## [TAREFA PROPOSTA 1]
No texto sobre o livro de Saramago, quem se assume como o anjo protetor e traço de união entre os cegos?
## [TAREFA PROPOSTA 2]
Transcreva sem alterações o trecho do texto sobre o livro de Saramago que começa com as palavras "Cegos somos todos." e termina com "universo das ideias.".
## [TAREFA PROPOSTA 3]
Dê continuidade ao texto sobre o livro de Saramago a partir da última frase apresentada.

## [TEXTO DE ORIGEM]
>>>>>

Uma humanidade inteira que escapa à sua condição de ser coletivo; apenas uns milhares, quiçá milhões de indivíduos como uma soma imensa de egoísmos. Não há solidariedade; não há como acreditar nos outros; há, isso sim, uma guerra perpetuada pela desgraça, um rumo negro chamado destino.
Cegos somos todos. Este mundo traçado por Saramago em pinceladas de escuridão não é mais que uma imensa e monstruosa metáfora da sociedade humana em que nos afundamos. Uma sociedade humana sem humanidade. Sem luz nem redenção.
Este é talvez o livro em que Saramago assume o discurso narrativo mais objetivo, mais concreto. A mensagem metafórica concilia-se de forma notável com a objetividade da escrita. Só um génio conseguiria esta síntese, esta simbiose entre a estória e a mensagem; entre o concreto e o subliminar; entre o mundo das imagens e o universo das ideias.
Mas ao longo do livro, misteriosamente, um enorme oásis de sentimento se vai abrindo, como uma grande mancha de sol: a esposa do médico, uma mãe coletiva, assume-se como o anjo protetor e traço de união entre os cegos.
Globalmente, estamos perante uma refinada crítica social; uma espécie de grito de revolta perante uma sociedade tipicamente entorpecida pelas estruturas burguesas capitalistas, que a conduziram a um individualismo extremo. A cegueira dos personagens representa a forma egoísta com que o ser humano se distancia do seu semelhante, transformando a sua própria vida numa imensa solidão.

<<<<<

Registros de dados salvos
>>>>>

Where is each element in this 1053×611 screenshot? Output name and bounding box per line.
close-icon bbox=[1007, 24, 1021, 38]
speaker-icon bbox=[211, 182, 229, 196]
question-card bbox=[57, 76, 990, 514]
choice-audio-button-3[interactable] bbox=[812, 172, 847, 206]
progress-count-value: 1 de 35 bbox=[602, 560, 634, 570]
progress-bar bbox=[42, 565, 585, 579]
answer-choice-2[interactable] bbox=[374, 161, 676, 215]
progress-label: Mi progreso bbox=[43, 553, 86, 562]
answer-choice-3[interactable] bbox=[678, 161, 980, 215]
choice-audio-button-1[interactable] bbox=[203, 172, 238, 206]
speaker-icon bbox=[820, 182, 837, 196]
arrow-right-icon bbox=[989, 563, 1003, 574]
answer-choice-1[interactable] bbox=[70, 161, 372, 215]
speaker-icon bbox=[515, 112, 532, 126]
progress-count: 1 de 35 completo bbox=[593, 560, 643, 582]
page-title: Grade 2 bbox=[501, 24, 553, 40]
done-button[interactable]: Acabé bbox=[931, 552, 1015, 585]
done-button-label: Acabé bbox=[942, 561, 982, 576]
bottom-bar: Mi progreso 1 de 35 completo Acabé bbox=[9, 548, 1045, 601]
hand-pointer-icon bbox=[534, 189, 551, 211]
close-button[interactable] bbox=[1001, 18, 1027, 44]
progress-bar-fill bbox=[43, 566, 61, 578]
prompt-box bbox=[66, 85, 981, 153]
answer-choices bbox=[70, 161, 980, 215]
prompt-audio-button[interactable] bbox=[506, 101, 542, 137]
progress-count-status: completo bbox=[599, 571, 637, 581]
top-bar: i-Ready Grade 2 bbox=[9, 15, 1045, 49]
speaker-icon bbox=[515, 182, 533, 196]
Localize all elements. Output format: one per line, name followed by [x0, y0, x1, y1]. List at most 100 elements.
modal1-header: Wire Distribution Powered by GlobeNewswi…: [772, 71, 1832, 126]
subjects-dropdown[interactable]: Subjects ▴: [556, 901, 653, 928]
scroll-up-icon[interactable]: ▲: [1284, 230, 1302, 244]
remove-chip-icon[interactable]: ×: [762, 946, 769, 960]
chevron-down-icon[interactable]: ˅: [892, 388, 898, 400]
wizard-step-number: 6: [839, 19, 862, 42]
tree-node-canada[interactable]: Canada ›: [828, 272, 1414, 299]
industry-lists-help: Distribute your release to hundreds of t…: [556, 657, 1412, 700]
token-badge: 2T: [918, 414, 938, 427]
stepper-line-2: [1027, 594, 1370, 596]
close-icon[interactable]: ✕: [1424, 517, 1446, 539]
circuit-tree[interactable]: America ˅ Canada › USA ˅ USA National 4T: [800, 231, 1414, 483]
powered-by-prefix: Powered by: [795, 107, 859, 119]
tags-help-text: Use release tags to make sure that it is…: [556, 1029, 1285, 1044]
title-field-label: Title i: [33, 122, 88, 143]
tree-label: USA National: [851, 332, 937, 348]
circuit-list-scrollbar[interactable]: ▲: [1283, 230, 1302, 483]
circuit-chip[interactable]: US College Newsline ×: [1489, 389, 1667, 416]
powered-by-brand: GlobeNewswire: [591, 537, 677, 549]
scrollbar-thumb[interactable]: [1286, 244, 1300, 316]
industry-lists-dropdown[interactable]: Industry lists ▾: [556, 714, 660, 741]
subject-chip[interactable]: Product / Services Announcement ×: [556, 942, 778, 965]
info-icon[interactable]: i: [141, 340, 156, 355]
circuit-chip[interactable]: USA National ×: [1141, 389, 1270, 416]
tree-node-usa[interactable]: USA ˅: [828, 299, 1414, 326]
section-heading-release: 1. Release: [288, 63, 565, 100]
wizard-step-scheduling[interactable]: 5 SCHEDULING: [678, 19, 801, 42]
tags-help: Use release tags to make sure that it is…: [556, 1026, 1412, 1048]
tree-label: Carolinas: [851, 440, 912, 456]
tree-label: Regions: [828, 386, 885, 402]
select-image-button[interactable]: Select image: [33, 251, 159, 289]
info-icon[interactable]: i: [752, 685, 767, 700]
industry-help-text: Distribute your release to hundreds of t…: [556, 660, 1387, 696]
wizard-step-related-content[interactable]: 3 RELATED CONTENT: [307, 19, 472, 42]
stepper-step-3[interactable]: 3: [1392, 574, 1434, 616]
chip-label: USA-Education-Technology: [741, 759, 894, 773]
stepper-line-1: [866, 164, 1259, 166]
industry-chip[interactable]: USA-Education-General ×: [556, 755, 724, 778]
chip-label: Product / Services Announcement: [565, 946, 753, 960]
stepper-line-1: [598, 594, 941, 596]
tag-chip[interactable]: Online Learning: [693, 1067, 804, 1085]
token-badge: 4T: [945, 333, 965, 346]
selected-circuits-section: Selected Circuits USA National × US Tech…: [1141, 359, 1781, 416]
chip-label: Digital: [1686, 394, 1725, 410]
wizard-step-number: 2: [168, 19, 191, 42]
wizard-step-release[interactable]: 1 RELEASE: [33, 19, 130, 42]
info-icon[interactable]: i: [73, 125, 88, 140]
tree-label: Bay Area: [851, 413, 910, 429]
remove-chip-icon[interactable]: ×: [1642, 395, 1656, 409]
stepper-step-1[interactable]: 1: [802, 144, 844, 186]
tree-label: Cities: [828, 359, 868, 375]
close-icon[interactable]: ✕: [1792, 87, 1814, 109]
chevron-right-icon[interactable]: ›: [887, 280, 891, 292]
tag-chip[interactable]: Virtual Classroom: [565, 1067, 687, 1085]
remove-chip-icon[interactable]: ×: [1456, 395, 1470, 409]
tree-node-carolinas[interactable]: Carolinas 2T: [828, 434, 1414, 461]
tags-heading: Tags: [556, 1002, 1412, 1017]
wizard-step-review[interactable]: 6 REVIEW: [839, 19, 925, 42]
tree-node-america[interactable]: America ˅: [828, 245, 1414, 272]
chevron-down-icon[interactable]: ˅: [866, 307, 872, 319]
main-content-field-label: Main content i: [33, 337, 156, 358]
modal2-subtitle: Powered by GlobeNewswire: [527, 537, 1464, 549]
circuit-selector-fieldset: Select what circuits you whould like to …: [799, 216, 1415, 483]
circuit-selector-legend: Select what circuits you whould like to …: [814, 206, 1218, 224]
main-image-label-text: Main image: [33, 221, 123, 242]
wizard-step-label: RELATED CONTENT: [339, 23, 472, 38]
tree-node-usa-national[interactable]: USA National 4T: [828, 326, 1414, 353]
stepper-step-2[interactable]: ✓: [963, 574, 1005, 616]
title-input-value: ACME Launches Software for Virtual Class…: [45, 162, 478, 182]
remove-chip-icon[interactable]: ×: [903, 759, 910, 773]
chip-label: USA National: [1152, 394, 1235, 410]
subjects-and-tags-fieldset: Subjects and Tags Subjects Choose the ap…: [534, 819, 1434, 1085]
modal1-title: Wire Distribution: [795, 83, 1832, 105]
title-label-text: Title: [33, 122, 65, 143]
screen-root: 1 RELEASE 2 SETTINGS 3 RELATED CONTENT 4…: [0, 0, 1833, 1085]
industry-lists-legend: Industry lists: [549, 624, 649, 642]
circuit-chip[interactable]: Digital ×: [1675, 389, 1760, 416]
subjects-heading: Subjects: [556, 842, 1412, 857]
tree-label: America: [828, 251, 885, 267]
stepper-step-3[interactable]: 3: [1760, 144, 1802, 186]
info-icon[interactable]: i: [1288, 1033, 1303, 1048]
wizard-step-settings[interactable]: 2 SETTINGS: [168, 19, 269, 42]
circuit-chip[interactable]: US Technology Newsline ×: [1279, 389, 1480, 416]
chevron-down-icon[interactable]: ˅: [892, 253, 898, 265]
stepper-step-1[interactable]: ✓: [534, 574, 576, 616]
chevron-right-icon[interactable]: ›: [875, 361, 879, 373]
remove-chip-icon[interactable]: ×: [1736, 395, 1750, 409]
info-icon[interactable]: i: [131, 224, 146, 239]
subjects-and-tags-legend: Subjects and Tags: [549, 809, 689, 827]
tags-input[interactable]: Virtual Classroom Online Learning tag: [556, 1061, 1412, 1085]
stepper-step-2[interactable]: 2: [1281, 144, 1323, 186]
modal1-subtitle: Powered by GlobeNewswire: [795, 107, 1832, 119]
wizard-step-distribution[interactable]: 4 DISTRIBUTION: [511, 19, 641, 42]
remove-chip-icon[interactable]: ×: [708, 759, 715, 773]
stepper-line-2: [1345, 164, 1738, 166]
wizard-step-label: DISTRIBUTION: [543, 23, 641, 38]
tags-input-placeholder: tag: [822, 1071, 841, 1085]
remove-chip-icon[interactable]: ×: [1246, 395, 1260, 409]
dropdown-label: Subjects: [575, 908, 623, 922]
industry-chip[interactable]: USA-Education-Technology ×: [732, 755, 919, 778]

<<<<<

## [RESPOSTA DO EXERCÍCIO 1]
A esposa do médico.

## [RESPOSTA DO EXERCÍCIO 2]
Cegos somos todos. Este mundo traçado por Saramago em pinceladas de escuridão não é mais que uma imensa e monstruosa metáfora da sociedade humana em que nos afundamos. Uma sociedade humana sem humanidade. Sem luz nem redenção.
Este é talvez o livro em que Saramago assume o discurso narrativo mais objetivo, mais concreto. A mensagem metafórica concilia-se de forma notável com a objetividade da escrita. Só um génio conseguiria esta síntese, esta simbiose entre a estória e a mensagem; entre o concreto e o subliminar; entre o mundo das imagens e o universo das ideias.

## [RESPOSTA DO EXERCÍCIO 3]
Muito interessante e significativa, também a forma como Saramago explora o incremento da capacidade auditiva nos cegos. O poder do que se diz, das mentiras e boatos; a capacidade que o ser humano tem para acreditar e fazer acreditar em pseudoverdades que só contribuem para o desastre coletivo da sociedade em que nos encontramos mergulhados.
De uma forma geral, a película está bem feita, do ponto de vista narrativo e do ponto de vista cinematográfico, tem um leque excelente de atores, uma excelente interpretação da Juliane Moore e é fiel ao livro, no sentido de provocar no espectador (da mesma maneira que o livro sugeria ao leitor) uma multiplicidade de interrogações acerca da tão complexa desumanidade inerente à natureza humana.